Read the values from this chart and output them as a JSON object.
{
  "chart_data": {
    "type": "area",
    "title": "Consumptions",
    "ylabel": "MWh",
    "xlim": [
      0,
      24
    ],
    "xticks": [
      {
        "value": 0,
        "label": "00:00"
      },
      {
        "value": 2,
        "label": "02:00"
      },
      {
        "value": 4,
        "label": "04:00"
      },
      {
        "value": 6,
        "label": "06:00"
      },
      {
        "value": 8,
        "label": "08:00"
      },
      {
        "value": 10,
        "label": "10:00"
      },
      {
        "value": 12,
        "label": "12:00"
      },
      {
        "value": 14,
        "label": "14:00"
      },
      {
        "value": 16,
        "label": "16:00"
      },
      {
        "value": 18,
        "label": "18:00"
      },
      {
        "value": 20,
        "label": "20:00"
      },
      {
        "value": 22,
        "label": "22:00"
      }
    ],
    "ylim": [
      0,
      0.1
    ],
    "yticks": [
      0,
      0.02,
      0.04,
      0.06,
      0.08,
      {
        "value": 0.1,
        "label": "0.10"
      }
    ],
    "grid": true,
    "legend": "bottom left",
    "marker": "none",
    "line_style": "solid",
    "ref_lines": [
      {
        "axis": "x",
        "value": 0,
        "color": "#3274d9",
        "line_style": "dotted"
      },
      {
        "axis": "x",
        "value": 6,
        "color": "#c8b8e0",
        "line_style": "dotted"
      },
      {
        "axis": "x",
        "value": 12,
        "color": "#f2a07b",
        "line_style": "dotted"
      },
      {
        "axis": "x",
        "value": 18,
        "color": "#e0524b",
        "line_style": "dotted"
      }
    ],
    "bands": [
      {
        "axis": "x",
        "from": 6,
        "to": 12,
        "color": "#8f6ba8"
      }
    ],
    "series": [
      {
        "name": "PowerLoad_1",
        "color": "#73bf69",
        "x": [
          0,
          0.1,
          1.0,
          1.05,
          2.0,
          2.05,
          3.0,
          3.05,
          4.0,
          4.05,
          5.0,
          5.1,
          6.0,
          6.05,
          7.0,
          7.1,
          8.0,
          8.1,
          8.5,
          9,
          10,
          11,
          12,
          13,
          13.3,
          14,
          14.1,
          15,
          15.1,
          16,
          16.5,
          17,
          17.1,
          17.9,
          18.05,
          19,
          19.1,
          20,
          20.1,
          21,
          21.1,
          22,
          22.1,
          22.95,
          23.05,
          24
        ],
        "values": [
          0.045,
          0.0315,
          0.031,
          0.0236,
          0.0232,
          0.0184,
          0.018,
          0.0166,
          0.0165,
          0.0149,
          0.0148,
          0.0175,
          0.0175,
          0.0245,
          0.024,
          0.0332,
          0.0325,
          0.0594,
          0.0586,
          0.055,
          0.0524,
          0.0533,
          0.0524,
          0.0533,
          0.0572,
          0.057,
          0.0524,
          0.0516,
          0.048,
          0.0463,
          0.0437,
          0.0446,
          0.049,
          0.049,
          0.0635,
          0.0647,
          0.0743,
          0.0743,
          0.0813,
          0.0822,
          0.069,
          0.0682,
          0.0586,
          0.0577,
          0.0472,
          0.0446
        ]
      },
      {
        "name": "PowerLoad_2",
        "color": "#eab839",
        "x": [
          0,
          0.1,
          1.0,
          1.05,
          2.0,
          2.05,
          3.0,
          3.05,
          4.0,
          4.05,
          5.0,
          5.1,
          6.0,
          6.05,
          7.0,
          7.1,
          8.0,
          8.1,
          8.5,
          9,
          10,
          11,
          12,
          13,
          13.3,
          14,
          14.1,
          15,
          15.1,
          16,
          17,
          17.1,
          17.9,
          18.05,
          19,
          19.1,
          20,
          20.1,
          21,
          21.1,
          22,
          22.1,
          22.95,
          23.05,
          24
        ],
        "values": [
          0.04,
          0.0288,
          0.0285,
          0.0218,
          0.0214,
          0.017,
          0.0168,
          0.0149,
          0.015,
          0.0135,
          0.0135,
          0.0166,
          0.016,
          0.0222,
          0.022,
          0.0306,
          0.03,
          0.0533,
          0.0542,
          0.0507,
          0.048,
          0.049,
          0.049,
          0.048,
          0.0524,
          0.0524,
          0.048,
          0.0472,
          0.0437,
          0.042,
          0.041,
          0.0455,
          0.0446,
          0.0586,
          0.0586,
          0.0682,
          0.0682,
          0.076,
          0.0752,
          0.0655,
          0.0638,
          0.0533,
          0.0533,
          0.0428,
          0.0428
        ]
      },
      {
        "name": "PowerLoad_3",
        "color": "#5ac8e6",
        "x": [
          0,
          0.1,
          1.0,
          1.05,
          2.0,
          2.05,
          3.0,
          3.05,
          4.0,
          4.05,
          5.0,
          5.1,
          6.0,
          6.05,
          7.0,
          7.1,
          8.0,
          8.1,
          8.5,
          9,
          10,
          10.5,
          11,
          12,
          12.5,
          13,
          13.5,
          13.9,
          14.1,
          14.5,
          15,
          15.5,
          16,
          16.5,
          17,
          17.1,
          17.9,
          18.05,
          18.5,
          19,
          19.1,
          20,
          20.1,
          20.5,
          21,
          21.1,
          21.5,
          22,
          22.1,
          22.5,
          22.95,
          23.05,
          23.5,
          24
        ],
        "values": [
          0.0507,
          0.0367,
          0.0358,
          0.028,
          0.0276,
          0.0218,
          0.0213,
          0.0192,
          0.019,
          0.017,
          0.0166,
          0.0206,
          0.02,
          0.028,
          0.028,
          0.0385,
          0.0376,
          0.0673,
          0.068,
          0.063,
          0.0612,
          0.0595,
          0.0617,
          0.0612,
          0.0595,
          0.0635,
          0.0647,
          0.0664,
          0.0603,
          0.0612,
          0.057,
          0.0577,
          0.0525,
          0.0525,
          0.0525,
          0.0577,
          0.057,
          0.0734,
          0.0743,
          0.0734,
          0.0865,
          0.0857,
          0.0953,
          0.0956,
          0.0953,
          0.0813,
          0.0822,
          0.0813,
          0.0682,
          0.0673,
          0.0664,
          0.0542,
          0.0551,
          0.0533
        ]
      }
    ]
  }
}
•••
● **SHORT TASK**: Return all of the data word for word.

● **FULL SOLUTION**:
Read the values from this chart and output them as a JSON object.
{
  "chart_data": {
    "type": "area",
    "title": "Consumptions",
    "ylabel": "MWh",
    "xlim": [
      0,
      24
    ],
    "xticks": [
      {
        "value": 0,
        "label": "00:00"
      },
      {
        "value": 2,
        "label": "02:00"
      },
      {
        "value": 4,
        "label": "04:00"
      },
      {
        "value": 6,
        "label": "06:00"
      },
      {
        "value": 8,
        "label": "08:00"
      },
      {
        "value": 10,
        "label": "10:00"
      },
      {
        "value": 12,
        "label": "12:00"
      },
      {
        "value": 14,
        "label": "14:00"
      },
      {
        "value": 16,
        "label": "16:00"
      },
      {
        "value": 18,
        "label": "18:00"
      },
      {
        "value": 20,
        "label": "20:00"
      },
      {
        "value": 22,
        "label": "22:00"
      }
    ],
    "ylim": [
      0,
      0.1
    ],
    "yticks": [
      0,
      0.02,
      0.04,
      0.06,
      0.08,
      {
        "value": 0.1,
        "label": "0.10"
      }
    ],
    "grid": true,
    "legend": "bottom left",
    "marker": "none",
    "line_style": "solid",
    "ref_lines": [
      {
        "axis": "x",
        "value": 0,
        "color": "#3274d9",
        "line_style": "dotted"
      },
      {
        "axis": "x",
        "value": 6,
        "color": "#c8b8e0",
        "line_style": "dotted"
      },
      {
        "axis": "x",
        "value": 12,
        "color": "#f2a07b",
        "line_style": "dotted"
      },
      {
        "axis": "x",
        "value": 18,
        "color": "#e0524b",
        "line_style": "dotted"
      }
    ],
    "bands": [
      {
        "axis": "x",
        "from": 6,
        "to": 12,
        "color": "#8f6ba8"
      }
    ],
    "series": [
      {
        "name": "PowerLoad_1",
        "color": "#73bf69",
        "x": [
          0,
          0.1,
          1.0,
          1.05,
          2.0,
          2.05,
          3.0,
          3.05,
          4.0,
          4.05,
          5.0,
          5.1,
          6.0,
          6.05,
          7.0,
          7.1,
          8.0,
          8.1,
          8.5,
          9,
          10,
          11,
          12,
          13,
          13.3,
          14,
          14.1,
          15,
          15.1,
          16,
          16.5,
          17,
          17.1,
          17.9,
          18.05,
          19,
          19.1,
          20,
          20.1,
          21,
          21.1,
          22,
          22.1,
          22.95,
          23.05,
          24
        ],
        "values": [
          0.045,
          0.0315,
          0.031,
          0.0236,
          0.0232,
          0.0184,
          0.018,
          0.0166,
          0.0165,
          0.0149,
          0.0148,
          0.0175,
          0.0175,
          0.0245,
          0.024,
          0.0332,
          0.0325,
          0.0594,
          0.0586,
          0.055,
          0.0524,
          0.0533,
          0.0524,
          0.0533,
          0.0572,
          0.057,
          0.0524,
          0.0516,
          0.048,
          0.0463,
          0.0437,
          0.0446,
          0.049,
          0.049,
          0.0635,
          0.0647,
          0.0743,
          0.0743,
          0.0813,
          0.0822,
          0.069,
          0.0682,
          0.0586,
          0.0577,
          0.0472,
          0.0446
        ]
      },
      {
        "name": "PowerLoad_2",
        "color": "#eab839",
        "x": [
          0,
          0.1,
          1.0,
          1.05,
          2.0,
          2.05,
          3.0,
          3.05,
          4.0,
          4.05,
          5.0,
          5.1,
          6.0,
          6.05,
          7.0,
          7.1,
          8.0,
          8.1,
          8.5,
          9,
          10,
          11,
          12,
          13,
          13.3,
          14,
          14.1,
          15,
          15.1,
          16,
          17,
          17.1,
          17.9,
          18.05,
          19,
          19.1,
          20,
          20.1,
          21,
          21.1,
          22,
          22.1,
          22.95,
          23.05,
          24
        ],
        "values": [
          0.04,
          0.0288,
          0.0285,
          0.0218,
          0.0214,
          0.017,
          0.0168,
          0.0149,
          0.015,
          0.0135,
          0.0135,
          0.0166,
          0.016,
          0.0222,
          0.022,
          0.0306,
          0.03,
          0.0533,
          0.0542,
          0.0507,
          0.048,
          0.049,
          0.049,
          0.048,
          0.0524,
          0.0524,
          0.048,
          0.0472,
          0.0437,
          0.042,
          0.041,
          0.0455,
          0.0446,
          0.0586,
          0.0586,
          0.0682,
          0.0682,
          0.076,
          0.0752,
          0.0655,
          0.0638,
          0.0533,
          0.0533,
          0.0428,
          0.0428
        ]
      },
      {
        "name": "PowerLoad_3",
        "color": "#5ac8e6",
        "x": [
          0,
          0.1,
          1.0,
          1.05,
          2.0,
          2.05,
          3.0,
          3.05,
          4.0,
          4.05,
          5.0,
          5.1,
          6.0,
          6.05,
          7.0,
          7.1,
          8.0,
          8.1,
          8.5,
          9,
          10,
          10.5,
          11,
          12,
          12.5,
          13,
          13.5,
          13.9,
          14.1,
          14.5,
          15,
          15.5,
          16,
          16.5,
          17,
          17.1,
          17.9,
          18.05,
          18.5,
          19,
          19.1,
          20,
          20.1,
          20.5,
          21,
          21.1,
          21.5,
          22,
          22.1,
          22.5,
          22.95,
          23.05,
          23.5,
          24
        ],
        "values": [
          0.0507,
          0.0367,
          0.0358,
          0.028,
          0.0276,
          0.0218,
          0.0213,
          0.0192,
          0.019,
          0.017,
          0.0166,
          0.0206,
          0.02,
          0.028,
          0.028,
          0.0385,
          0.0376,
          0.0673,
          0.068,
          0.063,
          0.0612,
          0.0595,
          0.0617,
          0.0612,
          0.0595,
          0.0635,
          0.0647,
          0.0664,
          0.0603,
          0.0612,
          0.057,
          0.0577,
          0.0525,
          0.0525,
          0.0525,
          0.0577,
          0.057,
          0.0734,
          0.0743,
          0.0734,
          0.0865,
          0.0857,
          0.0953,
          0.0956,
          0.0953,
          0.0813,
          0.0822,
          0.0813,
          0.0682,
          0.0673,
          0.0664,
          0.0542,
          0.0551,
          0.0533
        ]
      }
    ]
  }
}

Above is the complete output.